>> START

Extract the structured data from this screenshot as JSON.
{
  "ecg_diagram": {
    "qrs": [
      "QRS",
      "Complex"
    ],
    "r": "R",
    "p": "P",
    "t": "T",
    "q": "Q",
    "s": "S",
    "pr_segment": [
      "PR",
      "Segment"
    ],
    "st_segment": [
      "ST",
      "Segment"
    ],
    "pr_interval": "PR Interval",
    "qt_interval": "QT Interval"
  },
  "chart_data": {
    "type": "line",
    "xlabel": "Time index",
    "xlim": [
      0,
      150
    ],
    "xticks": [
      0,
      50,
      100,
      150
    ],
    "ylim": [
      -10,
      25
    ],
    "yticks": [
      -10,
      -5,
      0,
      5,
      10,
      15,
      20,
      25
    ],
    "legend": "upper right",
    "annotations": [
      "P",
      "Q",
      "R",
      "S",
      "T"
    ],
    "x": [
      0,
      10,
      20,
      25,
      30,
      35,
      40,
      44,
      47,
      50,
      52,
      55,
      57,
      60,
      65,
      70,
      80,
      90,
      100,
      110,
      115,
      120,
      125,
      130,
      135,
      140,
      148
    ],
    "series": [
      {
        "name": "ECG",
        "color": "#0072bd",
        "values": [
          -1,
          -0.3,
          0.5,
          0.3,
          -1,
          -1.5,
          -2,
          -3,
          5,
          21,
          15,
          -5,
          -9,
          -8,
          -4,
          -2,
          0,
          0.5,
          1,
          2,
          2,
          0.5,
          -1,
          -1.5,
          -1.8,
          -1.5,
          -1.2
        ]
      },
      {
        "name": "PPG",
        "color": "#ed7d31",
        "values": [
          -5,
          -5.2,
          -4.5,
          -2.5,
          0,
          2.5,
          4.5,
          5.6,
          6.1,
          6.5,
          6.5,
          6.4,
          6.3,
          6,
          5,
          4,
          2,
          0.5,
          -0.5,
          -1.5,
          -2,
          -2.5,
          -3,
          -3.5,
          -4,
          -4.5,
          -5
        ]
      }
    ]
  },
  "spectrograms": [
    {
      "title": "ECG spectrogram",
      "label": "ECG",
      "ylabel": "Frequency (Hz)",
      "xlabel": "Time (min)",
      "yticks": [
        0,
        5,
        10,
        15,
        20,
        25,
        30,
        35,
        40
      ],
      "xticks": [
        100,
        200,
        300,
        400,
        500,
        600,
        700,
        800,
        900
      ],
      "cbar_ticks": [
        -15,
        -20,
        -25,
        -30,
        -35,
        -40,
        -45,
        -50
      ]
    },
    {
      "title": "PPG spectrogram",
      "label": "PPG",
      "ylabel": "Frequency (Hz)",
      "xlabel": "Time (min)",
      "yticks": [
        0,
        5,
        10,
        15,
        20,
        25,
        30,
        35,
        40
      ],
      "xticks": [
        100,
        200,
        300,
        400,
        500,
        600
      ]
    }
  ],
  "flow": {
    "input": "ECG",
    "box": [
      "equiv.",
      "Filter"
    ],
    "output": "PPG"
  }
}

>> END
>> START

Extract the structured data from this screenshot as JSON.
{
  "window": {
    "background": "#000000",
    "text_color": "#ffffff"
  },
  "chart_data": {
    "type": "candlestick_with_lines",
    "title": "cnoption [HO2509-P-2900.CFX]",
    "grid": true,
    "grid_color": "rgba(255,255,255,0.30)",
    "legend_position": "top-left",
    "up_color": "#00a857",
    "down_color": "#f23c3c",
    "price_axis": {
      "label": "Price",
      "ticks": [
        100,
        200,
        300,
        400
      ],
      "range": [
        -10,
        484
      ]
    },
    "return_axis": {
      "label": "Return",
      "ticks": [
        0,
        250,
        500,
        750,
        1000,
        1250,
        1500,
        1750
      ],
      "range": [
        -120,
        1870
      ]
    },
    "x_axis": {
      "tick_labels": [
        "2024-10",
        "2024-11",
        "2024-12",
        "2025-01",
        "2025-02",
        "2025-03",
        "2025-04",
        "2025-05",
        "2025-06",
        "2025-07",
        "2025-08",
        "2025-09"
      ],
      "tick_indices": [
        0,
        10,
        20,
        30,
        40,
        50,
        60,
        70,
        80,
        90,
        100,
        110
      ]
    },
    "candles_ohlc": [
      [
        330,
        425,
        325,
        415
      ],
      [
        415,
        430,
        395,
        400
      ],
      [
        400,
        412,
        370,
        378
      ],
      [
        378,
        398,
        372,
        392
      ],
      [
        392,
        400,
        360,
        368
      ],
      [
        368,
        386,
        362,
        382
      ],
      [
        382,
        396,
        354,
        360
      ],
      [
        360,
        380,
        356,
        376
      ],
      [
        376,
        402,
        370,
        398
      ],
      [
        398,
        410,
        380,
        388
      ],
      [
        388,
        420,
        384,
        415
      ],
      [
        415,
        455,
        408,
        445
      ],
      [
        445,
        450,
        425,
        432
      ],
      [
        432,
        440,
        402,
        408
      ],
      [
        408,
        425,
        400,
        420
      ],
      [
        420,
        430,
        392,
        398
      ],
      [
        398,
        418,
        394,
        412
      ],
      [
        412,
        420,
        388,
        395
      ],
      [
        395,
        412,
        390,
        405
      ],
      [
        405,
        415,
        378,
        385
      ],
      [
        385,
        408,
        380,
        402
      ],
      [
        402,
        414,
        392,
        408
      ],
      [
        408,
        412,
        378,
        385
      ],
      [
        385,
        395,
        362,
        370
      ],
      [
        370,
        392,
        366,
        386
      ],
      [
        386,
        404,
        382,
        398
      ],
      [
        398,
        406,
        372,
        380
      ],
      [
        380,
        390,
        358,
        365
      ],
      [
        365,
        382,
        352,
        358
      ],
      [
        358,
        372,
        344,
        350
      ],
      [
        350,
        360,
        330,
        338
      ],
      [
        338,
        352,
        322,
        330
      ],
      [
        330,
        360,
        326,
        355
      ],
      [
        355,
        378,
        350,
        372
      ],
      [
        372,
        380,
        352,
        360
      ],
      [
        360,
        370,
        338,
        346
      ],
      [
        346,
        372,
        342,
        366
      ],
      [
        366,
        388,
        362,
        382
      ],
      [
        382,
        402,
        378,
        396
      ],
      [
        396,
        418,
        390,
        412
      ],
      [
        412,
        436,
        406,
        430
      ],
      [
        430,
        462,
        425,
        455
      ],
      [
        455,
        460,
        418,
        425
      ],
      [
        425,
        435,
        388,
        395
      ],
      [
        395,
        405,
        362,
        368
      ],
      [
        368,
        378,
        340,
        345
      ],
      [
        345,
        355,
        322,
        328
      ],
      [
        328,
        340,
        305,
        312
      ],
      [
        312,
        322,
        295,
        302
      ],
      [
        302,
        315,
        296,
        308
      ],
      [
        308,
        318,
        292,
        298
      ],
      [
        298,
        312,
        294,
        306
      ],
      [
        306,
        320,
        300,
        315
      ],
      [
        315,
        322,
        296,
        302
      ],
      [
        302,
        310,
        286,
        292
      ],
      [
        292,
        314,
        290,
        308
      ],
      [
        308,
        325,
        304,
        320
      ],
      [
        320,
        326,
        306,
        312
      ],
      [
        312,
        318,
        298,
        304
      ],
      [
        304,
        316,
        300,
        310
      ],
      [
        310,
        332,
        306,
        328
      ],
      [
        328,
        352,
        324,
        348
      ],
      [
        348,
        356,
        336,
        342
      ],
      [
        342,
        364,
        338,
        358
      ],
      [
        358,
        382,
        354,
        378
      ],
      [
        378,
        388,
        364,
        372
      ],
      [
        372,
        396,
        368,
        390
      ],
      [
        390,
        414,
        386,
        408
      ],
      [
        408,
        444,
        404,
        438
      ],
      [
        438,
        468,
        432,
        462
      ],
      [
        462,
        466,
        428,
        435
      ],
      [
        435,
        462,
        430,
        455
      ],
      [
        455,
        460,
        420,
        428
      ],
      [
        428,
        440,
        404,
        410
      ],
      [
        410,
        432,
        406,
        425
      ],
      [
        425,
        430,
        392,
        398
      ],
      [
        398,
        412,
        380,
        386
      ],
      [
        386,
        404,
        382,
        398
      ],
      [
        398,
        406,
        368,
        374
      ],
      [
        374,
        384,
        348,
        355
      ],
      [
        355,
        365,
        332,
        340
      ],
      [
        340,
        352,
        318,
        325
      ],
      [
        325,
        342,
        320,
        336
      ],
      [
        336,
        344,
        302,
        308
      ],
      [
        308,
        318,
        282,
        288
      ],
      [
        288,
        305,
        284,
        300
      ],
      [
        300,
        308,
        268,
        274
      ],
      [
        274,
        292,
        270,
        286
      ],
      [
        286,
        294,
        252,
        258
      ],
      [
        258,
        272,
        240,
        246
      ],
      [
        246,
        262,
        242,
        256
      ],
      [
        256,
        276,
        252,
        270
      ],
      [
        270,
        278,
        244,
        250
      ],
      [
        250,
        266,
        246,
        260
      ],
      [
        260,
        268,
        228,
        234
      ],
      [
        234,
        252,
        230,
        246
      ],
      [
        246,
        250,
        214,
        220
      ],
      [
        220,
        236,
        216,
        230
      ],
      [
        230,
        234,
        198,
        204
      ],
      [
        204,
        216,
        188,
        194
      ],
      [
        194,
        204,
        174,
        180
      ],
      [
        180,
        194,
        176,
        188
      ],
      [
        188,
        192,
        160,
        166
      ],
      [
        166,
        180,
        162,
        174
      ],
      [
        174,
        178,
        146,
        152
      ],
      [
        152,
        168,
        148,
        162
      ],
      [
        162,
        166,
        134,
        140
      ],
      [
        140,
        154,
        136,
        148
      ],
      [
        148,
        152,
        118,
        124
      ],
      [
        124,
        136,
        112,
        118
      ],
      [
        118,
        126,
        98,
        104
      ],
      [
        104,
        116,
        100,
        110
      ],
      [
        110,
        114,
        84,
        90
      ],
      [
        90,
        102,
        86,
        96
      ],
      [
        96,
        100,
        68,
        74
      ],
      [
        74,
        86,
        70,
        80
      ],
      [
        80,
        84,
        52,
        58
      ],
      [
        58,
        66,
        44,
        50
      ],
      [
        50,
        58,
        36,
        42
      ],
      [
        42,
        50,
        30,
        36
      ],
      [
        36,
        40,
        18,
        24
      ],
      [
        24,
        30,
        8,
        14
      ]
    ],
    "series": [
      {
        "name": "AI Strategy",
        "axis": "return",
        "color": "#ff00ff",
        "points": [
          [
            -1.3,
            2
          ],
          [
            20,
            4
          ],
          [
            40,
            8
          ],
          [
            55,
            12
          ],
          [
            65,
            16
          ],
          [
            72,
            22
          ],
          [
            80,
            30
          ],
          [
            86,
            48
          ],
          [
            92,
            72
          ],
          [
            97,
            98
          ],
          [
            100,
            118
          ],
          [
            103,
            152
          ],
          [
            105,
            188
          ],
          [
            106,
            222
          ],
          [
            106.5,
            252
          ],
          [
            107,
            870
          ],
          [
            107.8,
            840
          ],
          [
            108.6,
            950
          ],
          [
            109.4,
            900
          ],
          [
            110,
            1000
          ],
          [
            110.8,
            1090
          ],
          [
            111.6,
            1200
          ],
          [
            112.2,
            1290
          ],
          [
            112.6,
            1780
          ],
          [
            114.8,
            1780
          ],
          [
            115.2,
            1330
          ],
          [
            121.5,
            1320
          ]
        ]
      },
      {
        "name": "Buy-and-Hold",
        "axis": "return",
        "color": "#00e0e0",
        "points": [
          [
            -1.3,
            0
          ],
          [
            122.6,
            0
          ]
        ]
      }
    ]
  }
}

>> END

- _Your goal_: From the entries above, copy every line that holds the word "name".

- _Response for this exercise_:
        "name": "ECG",
        "name": "PPG",
        "name": "AI Strategy",
        "name": "Buy-and-Hold",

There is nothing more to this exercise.